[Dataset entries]
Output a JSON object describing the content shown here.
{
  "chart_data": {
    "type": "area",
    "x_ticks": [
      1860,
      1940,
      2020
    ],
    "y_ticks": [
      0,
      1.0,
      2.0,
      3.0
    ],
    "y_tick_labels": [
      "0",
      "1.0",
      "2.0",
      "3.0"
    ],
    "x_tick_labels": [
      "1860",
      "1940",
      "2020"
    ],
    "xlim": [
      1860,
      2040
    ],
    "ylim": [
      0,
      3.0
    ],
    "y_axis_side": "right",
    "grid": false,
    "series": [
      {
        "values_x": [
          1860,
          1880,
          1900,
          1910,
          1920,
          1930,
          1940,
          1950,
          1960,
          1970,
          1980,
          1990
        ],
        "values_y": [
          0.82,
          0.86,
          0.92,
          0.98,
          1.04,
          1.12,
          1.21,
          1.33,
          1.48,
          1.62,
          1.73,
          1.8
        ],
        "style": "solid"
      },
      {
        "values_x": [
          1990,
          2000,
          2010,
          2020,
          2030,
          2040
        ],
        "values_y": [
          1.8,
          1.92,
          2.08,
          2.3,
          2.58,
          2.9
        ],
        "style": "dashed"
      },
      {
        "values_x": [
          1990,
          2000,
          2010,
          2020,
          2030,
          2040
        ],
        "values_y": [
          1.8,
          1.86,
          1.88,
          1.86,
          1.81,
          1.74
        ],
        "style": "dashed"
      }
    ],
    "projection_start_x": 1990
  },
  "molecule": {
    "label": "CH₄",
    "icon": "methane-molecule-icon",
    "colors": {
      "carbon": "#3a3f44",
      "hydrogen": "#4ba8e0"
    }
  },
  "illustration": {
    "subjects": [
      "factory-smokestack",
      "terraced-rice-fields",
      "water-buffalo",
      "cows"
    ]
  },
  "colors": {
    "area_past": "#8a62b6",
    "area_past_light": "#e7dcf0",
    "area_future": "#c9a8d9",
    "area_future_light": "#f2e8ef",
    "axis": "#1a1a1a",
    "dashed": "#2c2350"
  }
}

Do this
Give back the whole listing, word for word.

Finished answer
Output a JSON object describing the content shown here.
{
  "chart_data": {
    "type": "area",
    "x_ticks": [
      1860,
      1940,
      2020
    ],
    "y_ticks": [
      0,
      1.0,
      2.0,
      3.0
    ],
    "y_tick_labels": [
      "0",
      "1.0",
      "2.0",
      "3.0"
    ],
    "x_tick_labels": [
      "1860",
      "1940",
      "2020"
    ],
    "xlim": [
      1860,
      2040
    ],
    "ylim": [
      0,
      3.0
    ],
    "y_axis_side": "right",
    "grid": false,
    "series": [
      {
        "values_x": [
          1860,
          1880,
          1900,
          1910,
          1920,
          1930,
          1940,
          1950,
          1960,
          1970,
          1980,
          1990
        ],
        "values_y": [
          0.82,
          0.86,
          0.92,
          0.98,
          1.04,
          1.12,
          1.21,
          1.33,
          1.48,
          1.62,
          1.73,
          1.8
        ],
        "style": "solid"
      },
      {
        "values_x": [
          1990,
          2000,
          2010,
          2020,
          2030,
          2040
        ],
        "values_y": [
          1.8,
          1.92,
          2.08,
          2.3,
          2.58,
          2.9
        ],
        "style": "dashed"
      },
      {
        "values_x": [
          1990,
          2000,
          2010,
          2020,
          2030,
          2040
        ],
        "values_y": [
          1.8,
          1.86,
          1.88,
          1.86,
          1.81,
          1.74
        ],
        "style": "dashed"
      }
    ],
    "projection_start_x": 1990
  },
  "molecule": {
    "label": "CH₄",
    "icon": "methane-molecule-icon",
    "colors": {
      "carbon": "#3a3f44",
      "hydrogen": "#4ba8e0"
    }
  },
  "illustration": {
    "subjects": [
      "factory-smokestack",
      "terraced-rice-fields",
      "water-buffalo",
      "cows"
    ]
  },
  "colors": {
    "area_past": "#8a62b6",
    "area_past_light": "#e7dcf0",
    "area_future": "#c9a8d9",
    "area_future_light": "#f2e8ef",
    "axis": "#1a1a1a",
    "dashed": "#2c2350"
  }
}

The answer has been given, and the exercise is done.